DATA SUPPLIED
=-=-=
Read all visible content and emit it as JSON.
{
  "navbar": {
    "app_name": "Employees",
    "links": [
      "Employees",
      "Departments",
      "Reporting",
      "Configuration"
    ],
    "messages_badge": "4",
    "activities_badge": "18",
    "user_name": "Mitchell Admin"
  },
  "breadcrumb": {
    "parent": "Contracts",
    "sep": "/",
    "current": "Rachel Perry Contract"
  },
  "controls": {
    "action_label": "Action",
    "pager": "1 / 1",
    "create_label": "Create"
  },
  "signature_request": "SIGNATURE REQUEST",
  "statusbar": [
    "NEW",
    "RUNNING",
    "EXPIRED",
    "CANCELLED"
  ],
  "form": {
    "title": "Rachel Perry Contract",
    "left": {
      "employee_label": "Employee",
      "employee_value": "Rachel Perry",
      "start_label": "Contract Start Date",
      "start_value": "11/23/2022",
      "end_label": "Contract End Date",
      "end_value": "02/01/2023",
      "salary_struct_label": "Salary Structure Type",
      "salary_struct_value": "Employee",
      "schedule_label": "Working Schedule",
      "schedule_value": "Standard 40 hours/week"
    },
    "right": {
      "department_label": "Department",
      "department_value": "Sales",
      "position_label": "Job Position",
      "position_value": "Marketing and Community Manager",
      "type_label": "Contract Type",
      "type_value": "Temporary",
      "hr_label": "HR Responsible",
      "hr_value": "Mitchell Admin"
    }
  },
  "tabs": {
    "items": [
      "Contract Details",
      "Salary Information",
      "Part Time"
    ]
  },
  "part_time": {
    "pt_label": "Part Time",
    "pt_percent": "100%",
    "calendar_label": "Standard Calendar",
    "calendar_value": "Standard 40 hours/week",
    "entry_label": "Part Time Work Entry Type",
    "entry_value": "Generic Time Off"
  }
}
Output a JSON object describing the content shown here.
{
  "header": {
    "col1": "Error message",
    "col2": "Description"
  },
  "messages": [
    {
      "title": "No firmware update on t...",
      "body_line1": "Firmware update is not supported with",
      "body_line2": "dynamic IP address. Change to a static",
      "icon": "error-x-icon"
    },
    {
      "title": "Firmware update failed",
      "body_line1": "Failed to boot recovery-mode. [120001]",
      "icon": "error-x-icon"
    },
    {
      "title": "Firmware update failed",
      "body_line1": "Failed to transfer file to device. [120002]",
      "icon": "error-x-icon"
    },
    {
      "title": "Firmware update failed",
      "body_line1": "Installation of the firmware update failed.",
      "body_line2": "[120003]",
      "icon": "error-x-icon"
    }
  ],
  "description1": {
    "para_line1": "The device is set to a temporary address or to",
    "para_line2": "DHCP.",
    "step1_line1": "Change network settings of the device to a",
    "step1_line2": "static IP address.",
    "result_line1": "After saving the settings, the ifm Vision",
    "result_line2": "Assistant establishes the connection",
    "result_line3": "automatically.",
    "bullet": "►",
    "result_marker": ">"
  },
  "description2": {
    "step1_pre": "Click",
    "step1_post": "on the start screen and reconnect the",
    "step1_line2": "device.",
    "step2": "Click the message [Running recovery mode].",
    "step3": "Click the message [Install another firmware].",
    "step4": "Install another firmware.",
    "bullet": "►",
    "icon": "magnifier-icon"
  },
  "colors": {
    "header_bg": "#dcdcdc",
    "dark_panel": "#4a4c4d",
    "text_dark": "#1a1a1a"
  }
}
=-=-=
TO BE DONE
Return the lines above exactly, keeping every word.

OUTPUT OF THE TASK
Read all visible content and emit it as JSON.
{
  "navbar": {
    "app_name": "Employees",
    "links": [
      "Employees",
      "Departments",
      "Reporting",
      "Configuration"
    ],
    "messages_badge": "4",
    "activities_badge": "18",
    "user_name": "Mitchell Admin"
  },
  "breadcrumb": {
    "parent": "Contracts",
    "sep": "/",
    "current": "Rachel Perry Contract"
  },
  "controls": {
    "action_label": "Action",
    "pager": "1 / 1",
    "create_label": "Create"
  },
  "signature_request": "SIGNATURE REQUEST",
  "statusbar": [
    "NEW",
    "RUNNING",
    "EXPIRED",
    "CANCELLED"
  ],
  "form": {
    "title": "Rachel Perry Contract",
    "left": {
      "employee_label": "Employee",
      "employee_value": "Rachel Perry",
      "start_label": "Contract Start Date",
      "start_value": "11/23/2022",
      "end_label": "Contract End Date",
      "end_value": "02/01/2023",
      "salary_struct_label": "Salary Structure Type",
      "salary_struct_value": "Employee",
      "schedule_label": "Working Schedule",
      "schedule_value": "Standard 40 hours/week"
    },
    "right": {
      "department_label": "Department",
      "department_value": "Sales",
      "position_label": "Job Position",
      "position_value": "Marketing and Community Manager",
      "type_label": "Contract Type",
      "type_value": "Temporary",
      "hr_label": "HR Responsible",
      "hr_value": "Mitchell Admin"
    }
  },
  "tabs": {
    "items": [
      "Contract Details",
      "Salary Information",
      "Part Time"
    ]
  },
  "part_time": {
    "pt_label": "Part Time",
    "pt_percent": "100%",
    "calendar_label": "Standard Calendar",
    "calendar_value": "Standard 40 hours/week",
    "entry_label": "Part Time Work Entry Type",
    "entry_value": "Generic Time Off"
  }
}
Output a JSON object describing the content shown here.
{
  "header": {
    "col1": "Error message",
    "col2": "Description"
  },
  "messages": [
    {
      "title": "No firmware update on t...",
      "body_line1": "Firmware update is not supported with",
      "body_line2": "dynamic IP address. Change to a static",
      "icon": "error-x-icon"
    },
    {
      "title": "Firmware update failed",
      "body_line1": "Failed to boot recovery-mode. [120001]",
      "icon": "error-x-icon"
    },
    {
      "title": "Firmware update failed",
      "body_line1": "Failed to transfer file to device. [120002]",
      "icon": "error-x-icon"
    },
    {
      "title": "Firmware update failed",
      "body_line1": "Installation of the firmware update failed.",
      "body_line2": "[120003]",
      "icon": "error-x-icon"
    }
  ],
  "description1": {
    "para_line1": "The device is set to a temporary address or to",
    "para_line2": "DHCP.",
    "step1_line1": "Change network settings of the device to a",
    "step1_line2": "static IP address.",
    "result_line1": "After saving the settings, the ifm Vision",
    "result_line2": "Assistant establishes the connection",
    "result_line3": "automatically.",
    "bullet": "►",
    "result_marker": ">"
  },
  "description2": {
    "step1_pre": "Click",
    "step1_post": "on the start screen and reconnect the",
    "step1_line2": "device.",
    "step2": "Click the message [Running recovery mode].",
    "step3": "Click the message [Install another firmware].",
    "step4": "Install another firmware.",
    "bullet": "►",
    "icon": "magnifier-icon"
  },
  "colors": {
    "header_bg": "#dcdcdc",
    "dark_panel": "#4a4c4d",
    "text_dark": "#1a1a1a"
  }
}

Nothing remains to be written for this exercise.